Problem requirements
Quote these lines exactly: the one that holds "Extract all readable text from this page." and every line after it to the end of the material below. Skip pictures.

Entries

-- start --

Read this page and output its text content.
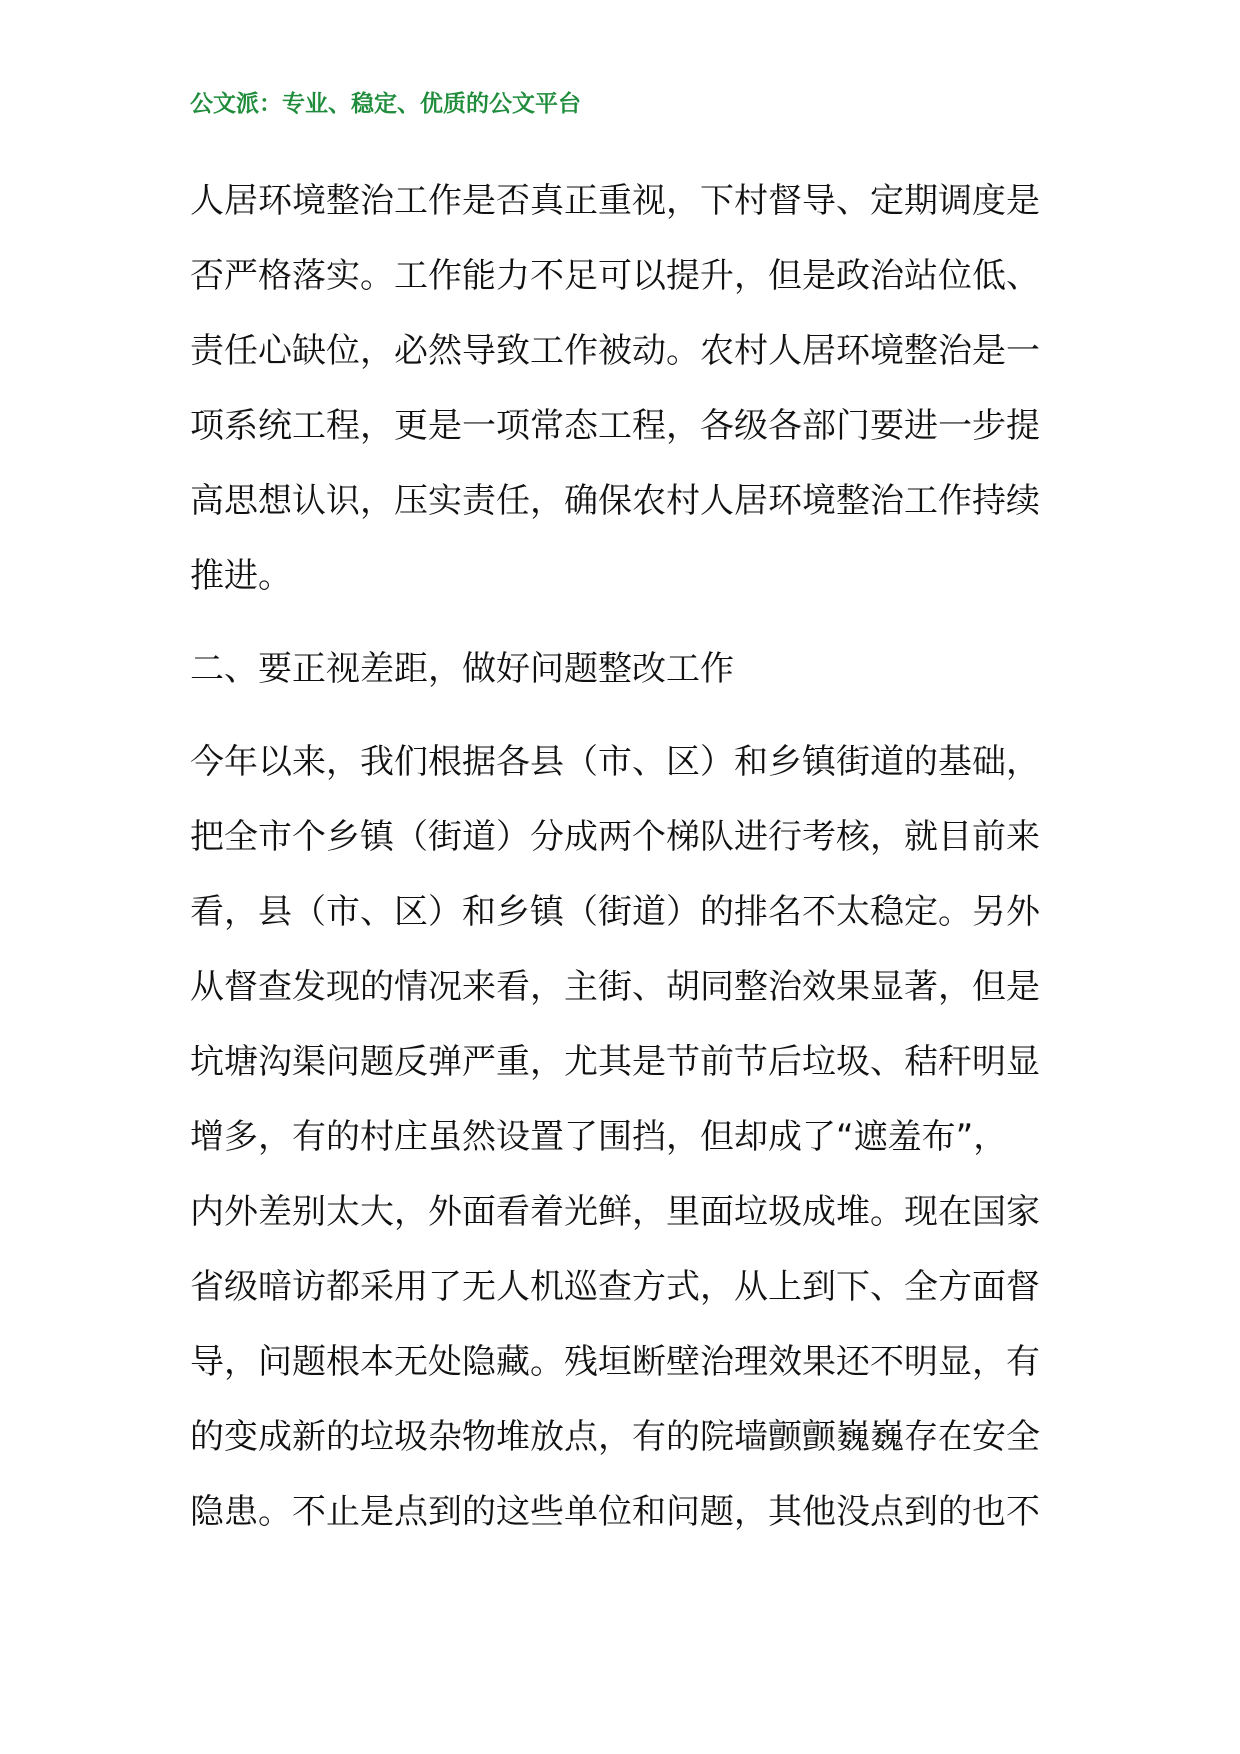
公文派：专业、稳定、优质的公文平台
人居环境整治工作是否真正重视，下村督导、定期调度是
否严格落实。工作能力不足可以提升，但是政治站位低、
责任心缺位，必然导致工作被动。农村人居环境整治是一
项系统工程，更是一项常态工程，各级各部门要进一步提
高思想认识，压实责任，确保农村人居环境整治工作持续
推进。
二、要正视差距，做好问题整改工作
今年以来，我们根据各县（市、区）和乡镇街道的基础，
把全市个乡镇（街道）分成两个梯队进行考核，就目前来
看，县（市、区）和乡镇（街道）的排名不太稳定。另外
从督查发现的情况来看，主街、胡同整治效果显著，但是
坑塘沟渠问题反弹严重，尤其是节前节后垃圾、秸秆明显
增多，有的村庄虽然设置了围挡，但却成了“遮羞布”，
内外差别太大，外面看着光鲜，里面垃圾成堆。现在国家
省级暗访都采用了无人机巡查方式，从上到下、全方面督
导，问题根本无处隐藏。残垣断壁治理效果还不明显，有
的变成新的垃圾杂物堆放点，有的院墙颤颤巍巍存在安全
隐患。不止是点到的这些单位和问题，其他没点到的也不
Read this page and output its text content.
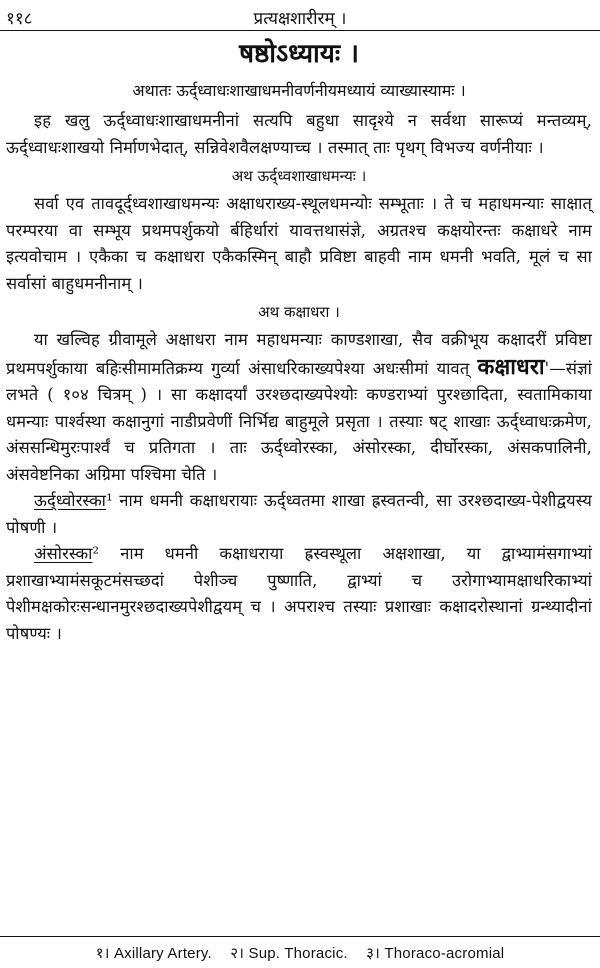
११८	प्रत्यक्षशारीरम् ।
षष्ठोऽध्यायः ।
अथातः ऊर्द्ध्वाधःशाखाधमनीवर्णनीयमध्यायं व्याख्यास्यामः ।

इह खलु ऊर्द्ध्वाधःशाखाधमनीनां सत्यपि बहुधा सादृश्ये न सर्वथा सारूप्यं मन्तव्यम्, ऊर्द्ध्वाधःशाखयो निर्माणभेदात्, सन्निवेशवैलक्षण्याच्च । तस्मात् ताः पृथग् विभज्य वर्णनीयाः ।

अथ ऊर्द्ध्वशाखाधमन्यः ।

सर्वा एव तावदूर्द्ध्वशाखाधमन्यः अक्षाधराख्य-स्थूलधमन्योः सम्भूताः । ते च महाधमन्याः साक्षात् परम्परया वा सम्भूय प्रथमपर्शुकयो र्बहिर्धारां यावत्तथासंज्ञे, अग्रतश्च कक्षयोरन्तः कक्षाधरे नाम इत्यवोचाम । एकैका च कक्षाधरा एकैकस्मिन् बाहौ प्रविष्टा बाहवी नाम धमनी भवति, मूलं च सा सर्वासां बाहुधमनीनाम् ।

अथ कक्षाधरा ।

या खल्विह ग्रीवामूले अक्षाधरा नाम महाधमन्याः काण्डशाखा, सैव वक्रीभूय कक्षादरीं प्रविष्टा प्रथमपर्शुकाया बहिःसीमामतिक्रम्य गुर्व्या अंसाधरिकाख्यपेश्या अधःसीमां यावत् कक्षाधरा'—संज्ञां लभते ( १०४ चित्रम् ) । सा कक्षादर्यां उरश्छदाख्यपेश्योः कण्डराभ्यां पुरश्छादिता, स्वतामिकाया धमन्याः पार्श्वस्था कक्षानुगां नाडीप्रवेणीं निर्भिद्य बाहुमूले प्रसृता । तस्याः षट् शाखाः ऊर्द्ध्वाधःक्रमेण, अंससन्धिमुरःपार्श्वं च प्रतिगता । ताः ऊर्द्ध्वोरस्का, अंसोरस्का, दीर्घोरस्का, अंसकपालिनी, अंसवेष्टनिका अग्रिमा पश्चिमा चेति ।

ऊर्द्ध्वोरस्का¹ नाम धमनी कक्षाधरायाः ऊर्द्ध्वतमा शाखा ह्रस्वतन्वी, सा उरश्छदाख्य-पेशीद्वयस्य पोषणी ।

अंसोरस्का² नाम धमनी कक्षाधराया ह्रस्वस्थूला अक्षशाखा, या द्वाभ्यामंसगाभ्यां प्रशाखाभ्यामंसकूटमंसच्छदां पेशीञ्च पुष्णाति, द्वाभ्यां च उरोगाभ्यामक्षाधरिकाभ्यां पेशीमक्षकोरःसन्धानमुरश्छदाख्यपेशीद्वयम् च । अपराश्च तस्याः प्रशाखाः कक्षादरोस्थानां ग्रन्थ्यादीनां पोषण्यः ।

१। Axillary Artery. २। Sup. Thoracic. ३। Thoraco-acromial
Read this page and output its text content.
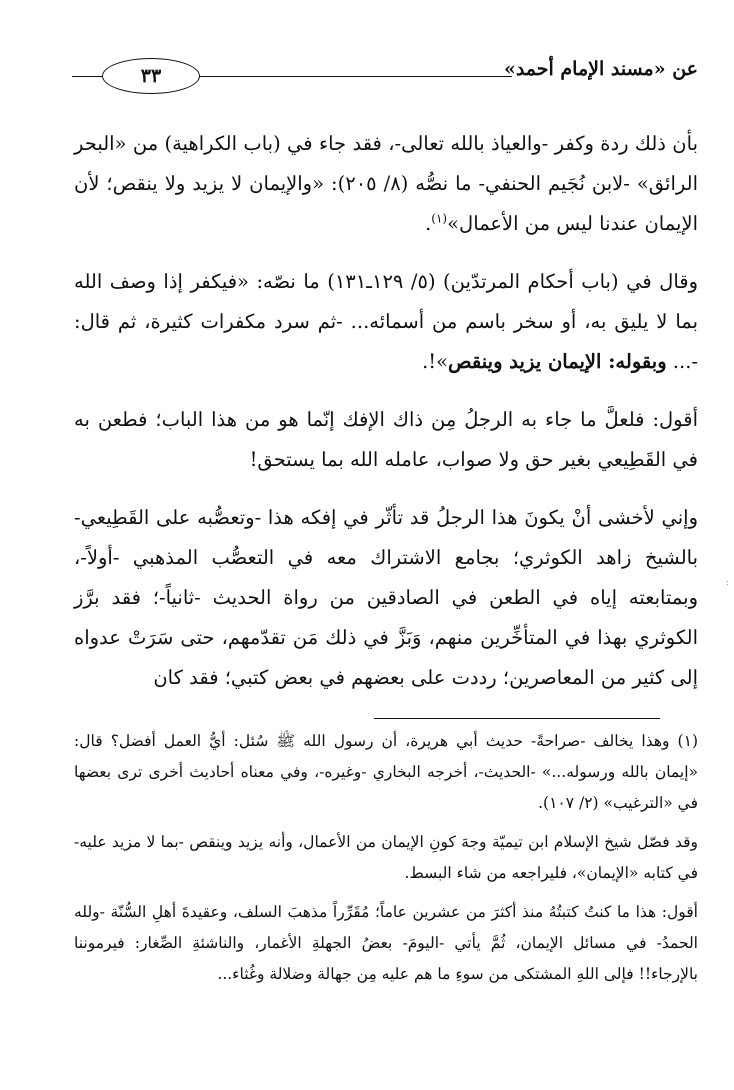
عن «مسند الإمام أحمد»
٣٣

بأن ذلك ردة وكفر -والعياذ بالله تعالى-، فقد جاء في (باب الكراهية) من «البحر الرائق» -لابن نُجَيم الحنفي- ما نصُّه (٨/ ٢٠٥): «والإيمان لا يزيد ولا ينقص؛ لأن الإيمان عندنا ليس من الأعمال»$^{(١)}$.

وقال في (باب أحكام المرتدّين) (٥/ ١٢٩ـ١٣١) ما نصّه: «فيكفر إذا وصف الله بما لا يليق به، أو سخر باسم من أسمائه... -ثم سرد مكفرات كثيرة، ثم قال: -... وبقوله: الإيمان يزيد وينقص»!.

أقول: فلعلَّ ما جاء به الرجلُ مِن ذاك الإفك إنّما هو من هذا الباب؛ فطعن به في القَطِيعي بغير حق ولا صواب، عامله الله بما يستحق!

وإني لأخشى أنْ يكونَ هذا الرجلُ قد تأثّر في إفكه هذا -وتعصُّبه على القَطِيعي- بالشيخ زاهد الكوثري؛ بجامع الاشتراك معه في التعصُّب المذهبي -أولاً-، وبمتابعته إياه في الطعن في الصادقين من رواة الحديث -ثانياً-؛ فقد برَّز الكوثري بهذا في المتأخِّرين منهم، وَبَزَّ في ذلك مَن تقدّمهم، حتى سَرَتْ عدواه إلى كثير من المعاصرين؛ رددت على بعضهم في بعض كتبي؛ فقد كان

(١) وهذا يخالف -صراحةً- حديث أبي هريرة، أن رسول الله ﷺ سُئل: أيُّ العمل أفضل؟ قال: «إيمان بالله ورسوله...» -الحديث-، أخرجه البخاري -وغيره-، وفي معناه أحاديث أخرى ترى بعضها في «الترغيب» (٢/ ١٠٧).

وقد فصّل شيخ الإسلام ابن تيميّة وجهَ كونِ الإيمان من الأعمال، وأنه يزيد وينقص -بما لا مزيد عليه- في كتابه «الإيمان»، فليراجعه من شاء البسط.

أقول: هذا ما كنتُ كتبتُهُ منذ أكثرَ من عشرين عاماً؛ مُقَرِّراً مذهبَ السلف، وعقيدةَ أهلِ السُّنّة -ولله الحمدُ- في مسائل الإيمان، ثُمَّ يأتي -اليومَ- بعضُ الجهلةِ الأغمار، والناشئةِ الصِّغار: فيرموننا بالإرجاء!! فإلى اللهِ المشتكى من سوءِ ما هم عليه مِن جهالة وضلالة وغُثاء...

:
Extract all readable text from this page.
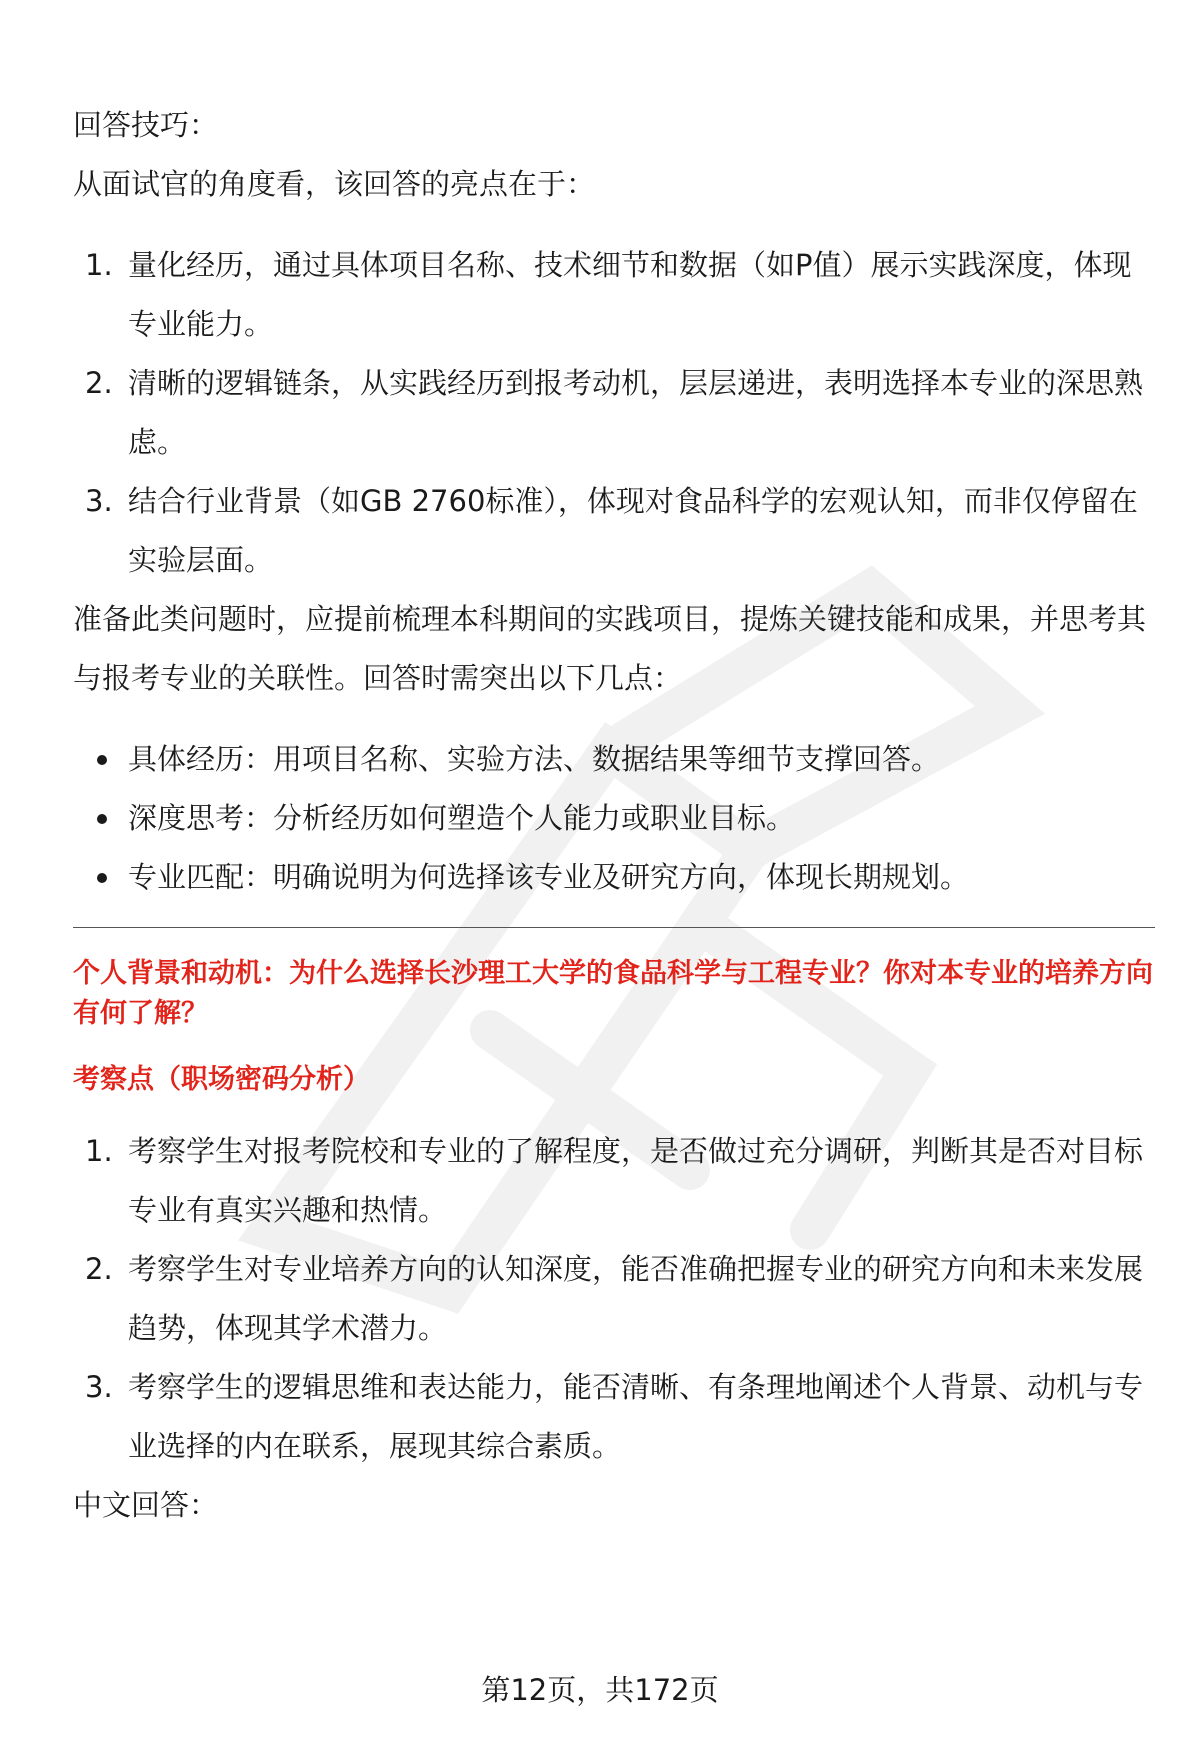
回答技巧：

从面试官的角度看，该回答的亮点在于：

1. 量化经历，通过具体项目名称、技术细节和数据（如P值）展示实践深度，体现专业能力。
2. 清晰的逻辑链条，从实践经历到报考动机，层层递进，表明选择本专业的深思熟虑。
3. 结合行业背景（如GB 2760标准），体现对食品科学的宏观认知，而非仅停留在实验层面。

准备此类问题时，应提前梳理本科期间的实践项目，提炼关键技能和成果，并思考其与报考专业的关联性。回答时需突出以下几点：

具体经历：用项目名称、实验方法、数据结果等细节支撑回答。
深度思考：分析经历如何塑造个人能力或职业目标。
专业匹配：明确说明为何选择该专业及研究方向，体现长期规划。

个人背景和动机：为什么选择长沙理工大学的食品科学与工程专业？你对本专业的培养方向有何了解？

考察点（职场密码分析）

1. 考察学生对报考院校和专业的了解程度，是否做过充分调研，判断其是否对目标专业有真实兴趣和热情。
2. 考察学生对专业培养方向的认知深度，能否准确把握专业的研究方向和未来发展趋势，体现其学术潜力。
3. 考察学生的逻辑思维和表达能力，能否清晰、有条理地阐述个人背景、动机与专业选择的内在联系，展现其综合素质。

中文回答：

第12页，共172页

-- end --

Result of this exercise
Extract all readable text from this page.
回答技巧：

从面试官的角度看，该回答的亮点在于：

1. 量化经历，通过具体项目名称、技术细节和数据（如P值）展示实践深度，体现专业能力。
2. 清晰的逻辑链条，从实践经历到报考动机，层层递进，表明选择本专业的深思熟虑。
3. 结合行业背景（如GB 2760标准），体现对食品科学的宏观认知，而非仅停留在实验层面。

准备此类问题时，应提前梳理本科期间的实践项目，提炼关键技能和成果，并思考其与报考专业的关联性。回答时需突出以下几点：

具体经历：用项目名称、实验方法、数据结果等细节支撑回答。
深度思考：分析经历如何塑造个人能力或职业目标。
专业匹配：明确说明为何选择该专业及研究方向，体现长期规划。

个人背景和动机：为什么选择长沙理工大学的食品科学与工程专业？你对本专业的培养方向有何了解？

考察点（职场密码分析）

1. 考察学生对报考院校和专业的了解程度，是否做过充分调研，判断其是否对目标专业有真实兴趣和热情。
2. 考察学生对专业培养方向的认知深度，能否准确把握专业的研究方向和未来发展趋势，体现其学术潜力。
3. 考察学生的逻辑思维和表达能力，能否清晰、有条理地阐述个人背景、动机与专业选择的内在联系，展现其综合素质。

中文回答：

第12页，共172页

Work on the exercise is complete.